[Stored items from a collection]

>> START

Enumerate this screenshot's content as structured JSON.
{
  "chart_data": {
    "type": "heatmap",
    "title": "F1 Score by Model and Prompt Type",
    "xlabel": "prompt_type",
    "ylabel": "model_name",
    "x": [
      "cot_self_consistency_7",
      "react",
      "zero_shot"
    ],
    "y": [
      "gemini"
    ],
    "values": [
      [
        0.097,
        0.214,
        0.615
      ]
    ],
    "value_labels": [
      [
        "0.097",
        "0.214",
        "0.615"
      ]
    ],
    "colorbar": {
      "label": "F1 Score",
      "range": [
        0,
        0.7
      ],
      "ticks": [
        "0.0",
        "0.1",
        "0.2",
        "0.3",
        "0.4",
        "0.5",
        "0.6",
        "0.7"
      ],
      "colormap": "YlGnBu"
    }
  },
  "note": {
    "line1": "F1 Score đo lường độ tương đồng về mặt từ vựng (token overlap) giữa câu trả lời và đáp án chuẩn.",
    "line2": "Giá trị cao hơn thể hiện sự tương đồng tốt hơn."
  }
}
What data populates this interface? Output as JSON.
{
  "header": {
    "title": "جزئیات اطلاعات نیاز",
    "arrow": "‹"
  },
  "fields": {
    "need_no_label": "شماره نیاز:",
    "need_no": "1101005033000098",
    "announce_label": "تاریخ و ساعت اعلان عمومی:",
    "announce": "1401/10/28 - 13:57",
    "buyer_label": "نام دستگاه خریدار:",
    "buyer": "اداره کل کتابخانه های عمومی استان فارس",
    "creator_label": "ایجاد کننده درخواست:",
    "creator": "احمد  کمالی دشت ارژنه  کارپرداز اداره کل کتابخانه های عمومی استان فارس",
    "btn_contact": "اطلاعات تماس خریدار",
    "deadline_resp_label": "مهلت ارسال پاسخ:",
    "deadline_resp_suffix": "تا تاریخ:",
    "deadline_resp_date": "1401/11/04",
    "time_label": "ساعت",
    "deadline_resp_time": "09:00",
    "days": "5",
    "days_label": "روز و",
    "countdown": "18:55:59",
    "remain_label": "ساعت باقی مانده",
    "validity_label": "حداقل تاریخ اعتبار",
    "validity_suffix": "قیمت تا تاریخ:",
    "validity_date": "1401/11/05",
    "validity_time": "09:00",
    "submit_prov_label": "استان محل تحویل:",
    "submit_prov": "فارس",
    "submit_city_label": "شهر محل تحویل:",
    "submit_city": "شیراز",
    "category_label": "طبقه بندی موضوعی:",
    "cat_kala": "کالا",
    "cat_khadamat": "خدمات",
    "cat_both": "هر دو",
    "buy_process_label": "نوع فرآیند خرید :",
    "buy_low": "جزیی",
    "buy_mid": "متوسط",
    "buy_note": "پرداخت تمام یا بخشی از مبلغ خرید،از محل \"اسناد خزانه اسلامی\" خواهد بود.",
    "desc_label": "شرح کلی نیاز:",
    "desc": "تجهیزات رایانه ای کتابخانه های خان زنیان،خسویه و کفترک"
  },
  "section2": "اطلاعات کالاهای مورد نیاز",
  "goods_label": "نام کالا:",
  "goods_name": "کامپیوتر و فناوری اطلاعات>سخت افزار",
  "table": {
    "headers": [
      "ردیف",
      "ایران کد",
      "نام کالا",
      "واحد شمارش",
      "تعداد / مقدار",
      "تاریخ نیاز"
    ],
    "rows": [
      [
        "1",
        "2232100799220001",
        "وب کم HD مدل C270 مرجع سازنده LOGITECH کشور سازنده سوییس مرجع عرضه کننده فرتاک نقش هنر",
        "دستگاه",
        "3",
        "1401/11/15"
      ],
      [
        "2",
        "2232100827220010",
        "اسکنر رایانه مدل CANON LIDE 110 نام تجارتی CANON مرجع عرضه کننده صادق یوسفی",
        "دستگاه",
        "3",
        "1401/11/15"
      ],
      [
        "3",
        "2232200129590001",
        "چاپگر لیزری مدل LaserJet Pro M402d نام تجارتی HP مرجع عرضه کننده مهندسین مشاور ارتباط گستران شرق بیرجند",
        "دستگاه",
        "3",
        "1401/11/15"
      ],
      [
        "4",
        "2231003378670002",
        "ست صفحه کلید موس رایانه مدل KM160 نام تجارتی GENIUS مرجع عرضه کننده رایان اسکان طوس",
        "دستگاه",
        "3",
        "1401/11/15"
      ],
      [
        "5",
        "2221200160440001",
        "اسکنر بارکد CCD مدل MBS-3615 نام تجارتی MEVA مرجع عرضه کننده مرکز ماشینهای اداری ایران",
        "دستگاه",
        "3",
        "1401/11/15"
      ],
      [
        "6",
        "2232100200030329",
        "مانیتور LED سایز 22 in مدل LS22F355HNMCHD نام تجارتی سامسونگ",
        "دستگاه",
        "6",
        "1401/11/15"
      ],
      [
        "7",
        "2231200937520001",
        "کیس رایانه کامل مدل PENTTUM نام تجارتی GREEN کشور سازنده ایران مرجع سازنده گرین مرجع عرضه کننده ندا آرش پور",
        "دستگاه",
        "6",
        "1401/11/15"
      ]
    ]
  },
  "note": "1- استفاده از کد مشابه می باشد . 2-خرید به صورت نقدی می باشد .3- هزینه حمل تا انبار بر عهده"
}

>> END

What needs to be done:
Find the string "خریدار" in the listing and return every line that holds it.

Solution:
    "buyer_label": "نام دستگاه خریدار:",
    "btn_contact": "اطلاعات تماس خریدار",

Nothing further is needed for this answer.